#### [Your goal]
Return all of the lines below exactly as they are.

------

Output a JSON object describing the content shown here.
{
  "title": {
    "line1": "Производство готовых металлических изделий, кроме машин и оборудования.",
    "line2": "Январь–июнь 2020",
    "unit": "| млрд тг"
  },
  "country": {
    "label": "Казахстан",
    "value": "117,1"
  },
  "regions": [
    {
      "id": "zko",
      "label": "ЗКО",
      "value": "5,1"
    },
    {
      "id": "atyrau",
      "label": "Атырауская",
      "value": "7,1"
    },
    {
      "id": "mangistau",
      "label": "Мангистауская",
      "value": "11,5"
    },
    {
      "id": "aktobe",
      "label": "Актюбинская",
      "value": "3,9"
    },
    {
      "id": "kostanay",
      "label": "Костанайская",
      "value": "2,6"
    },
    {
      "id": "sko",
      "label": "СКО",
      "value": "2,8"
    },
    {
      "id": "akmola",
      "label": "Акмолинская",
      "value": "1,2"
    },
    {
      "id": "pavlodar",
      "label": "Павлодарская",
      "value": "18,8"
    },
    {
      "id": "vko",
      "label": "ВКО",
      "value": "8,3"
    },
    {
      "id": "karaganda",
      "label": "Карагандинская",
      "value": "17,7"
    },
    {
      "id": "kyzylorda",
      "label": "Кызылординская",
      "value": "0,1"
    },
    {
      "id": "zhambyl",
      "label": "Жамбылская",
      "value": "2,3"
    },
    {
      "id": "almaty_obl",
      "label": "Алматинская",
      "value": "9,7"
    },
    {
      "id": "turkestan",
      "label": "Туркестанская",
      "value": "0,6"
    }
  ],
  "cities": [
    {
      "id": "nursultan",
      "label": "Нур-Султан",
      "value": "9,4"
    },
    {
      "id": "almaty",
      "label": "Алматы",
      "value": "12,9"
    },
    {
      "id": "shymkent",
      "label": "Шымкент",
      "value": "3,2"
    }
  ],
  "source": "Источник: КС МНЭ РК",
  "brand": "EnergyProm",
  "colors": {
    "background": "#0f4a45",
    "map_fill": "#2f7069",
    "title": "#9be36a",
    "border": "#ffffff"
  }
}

------

#### [Solved problem]
Output a JSON object describing the content shown here.
{
  "title": {
    "line1": "Производство готовых металлических изделий, кроме машин и оборудования.",
    "line2": "Январь–июнь 2020",
    "unit": "| млрд тг"
  },
  "country": {
    "label": "Казахстан",
    "value": "117,1"
  },
  "regions": [
    {
      "id": "zko",
      "label": "ЗКО",
      "value": "5,1"
    },
    {
      "id": "atyrau",
      "label": "Атырауская",
      "value": "7,1"
    },
    {
      "id": "mangistau",
      "label": "Мангистауская",
      "value": "11,5"
    },
    {
      "id": "aktobe",
      "label": "Актюбинская",
      "value": "3,9"
    },
    {
      "id": "kostanay",
      "label": "Костанайская",
      "value": "2,6"
    },
    {
      "id": "sko",
      "label": "СКО",
      "value": "2,8"
    },
    {
      "id": "akmola",
      "label": "Акмолинская",
      "value": "1,2"
    },
    {
      "id": "pavlodar",
      "label": "Павлодарская",
      "value": "18,8"
    },
    {
      "id": "vko",
      "label": "ВКО",
      "value": "8,3"
    },
    {
      "id": "karaganda",
      "label": "Карагандинская",
      "value": "17,7"
    },
    {
      "id": "kyzylorda",
      "label": "Кызылординская",
      "value": "0,1"
    },
    {
      "id": "zhambyl",
      "label": "Жамбылская",
      "value": "2,3"
    },
    {
      "id": "almaty_obl",
      "label": "Алматинская",
      "value": "9,7"
    },
    {
      "id": "turkestan",
      "label": "Туркестанская",
      "value": "0,6"
    }
  ],
  "cities": [
    {
      "id": "nursultan",
      "label": "Нур-Султан",
      "value": "9,4"
    },
    {
      "id": "almaty",
      "label": "Алматы",
      "value": "12,9"
    },
    {
      "id": "shymkent",
      "label": "Шымкент",
      "value": "3,2"
    }
  ],
  "source": "Источник: КС МНЭ РК",
  "brand": "EnergyProm",
  "colors": {
    "background": "#0f4a45",
    "map_fill": "#2f7069",
    "title": "#9be36a",
    "border": "#ffffff"
  }
}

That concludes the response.